What is needed: How many lines in the records below hold the string "GERİ"? Answer with the number alone.

- - - - - - -

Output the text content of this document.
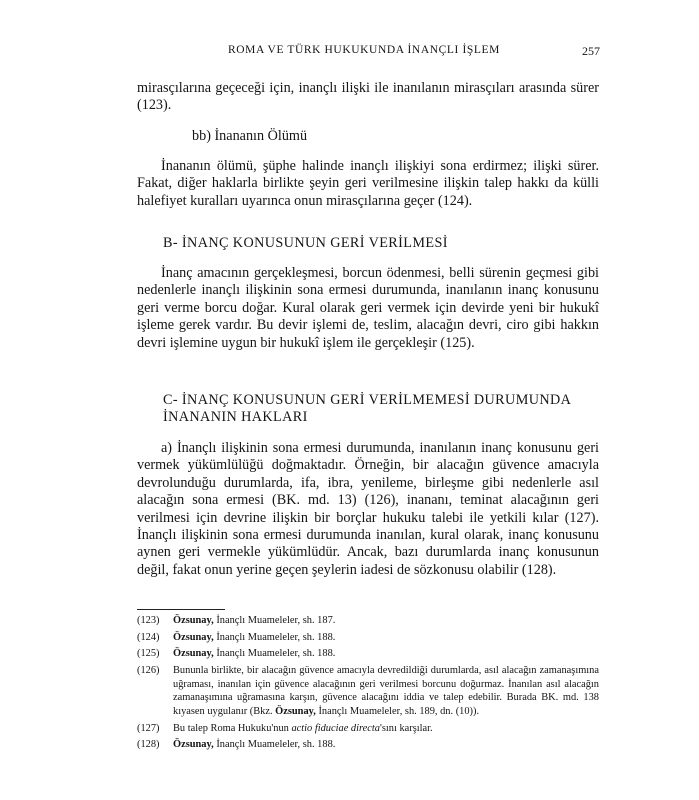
ROMA VE TÜRK HUKUKUNDA İNANÇLI İŞLEM	257

mirasçılarına geçeceği için, inançlı ilişki ile inanılanın mirasçıları arasında sürer (123).

bb) İnananın Ölümü

İnananın ölümü, şüphe halinde inançlı ilişkiyi sona erdirmez; ilişki sürer. Fakat, diğer haklarla birlikte şeyin geri verilmesine ilişkin talep hakkı da külli halefiyet kuralları uyarınca onun mirasçılarına geçer (124).

B- İNANÇ KONUSUNUN GERİ VERİLMESİ

İnanç amacının gerçekleşmesi, borcun ödenmesi, belli sürenin geçmesi gibi nedenlerle inançlı ilişkinin sona ermesi durumunda, inanılanın inanç konusunu geri verme borcu doğar. Kural olarak geri vermek için devirde yeni bir hukukî işleme gerek vardır. Bu devir işlemi de, teslim, alacağın devri, ciro gibi hakkın devri işlemine uygun bir hukukî işlem ile gerçekleşir (125).

C- İNANÇ KONUSUNUN GERİ VERİLMEMESİ DURUMUNDA İNANANIN HAKLARI

a) İnançlı ilişkinin sona ermesi durumunda, inanılanın inanç konusunu geri vermek yükümlülüğü doğmaktadır. Örneğin, bir alacağın güvence amacıyla devrolunduğu durumlarda, ifa, ibra, yenileme, birleşme gibi nedenlerle asıl alacağın sona ermesi (BK. md. 13) (126), inananı, teminat alacağının geri verilmesi için devrine ilişkin bir borçlar hukuku talebi ile yetkili kılar (127). İnançlı ilişkinin sona ermesi durumunda inanılan, kural olarak, inanç konusunu aynen geri vermekle yükümlüdür. Ancak, bazı durumlarda inanç konusunun değil, fakat onun yerine geçen şeylerin iadesi de sözkonusu olabilir (128).

(123) Özsunay, İnançlı Muameleler, sh. 187.
(124) Özsunay, İnançlı Muameleler, sh. 188.
(125) Özsunay, İnançlı Muameleler, sh. 188.
(126) Bununla birlikte, bir alacağın güvence amacıyla devredildiği durumlarda, asıl alacağın zamanaşımına uğraması, inanılan için güvence alacağının geri verilmesi borcunu doğurmaz. İnanılan asıl alacağın zamanaşımına uğramasına karşın, güvence alacağını iddia ve talep edebilir. Burada BK. md. 138 kıyasen uygulanır (Bkz. Özsunay, İnançlı Muameleler, sh. 189, dn. (10)).
(127) Bu talep Roma Hukuku'nun actio fiduciae directa'sını karşılar.
(128) Özsunay, İnançlı Muameleler, sh. 188.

- - - - - - -

Output for this task: 2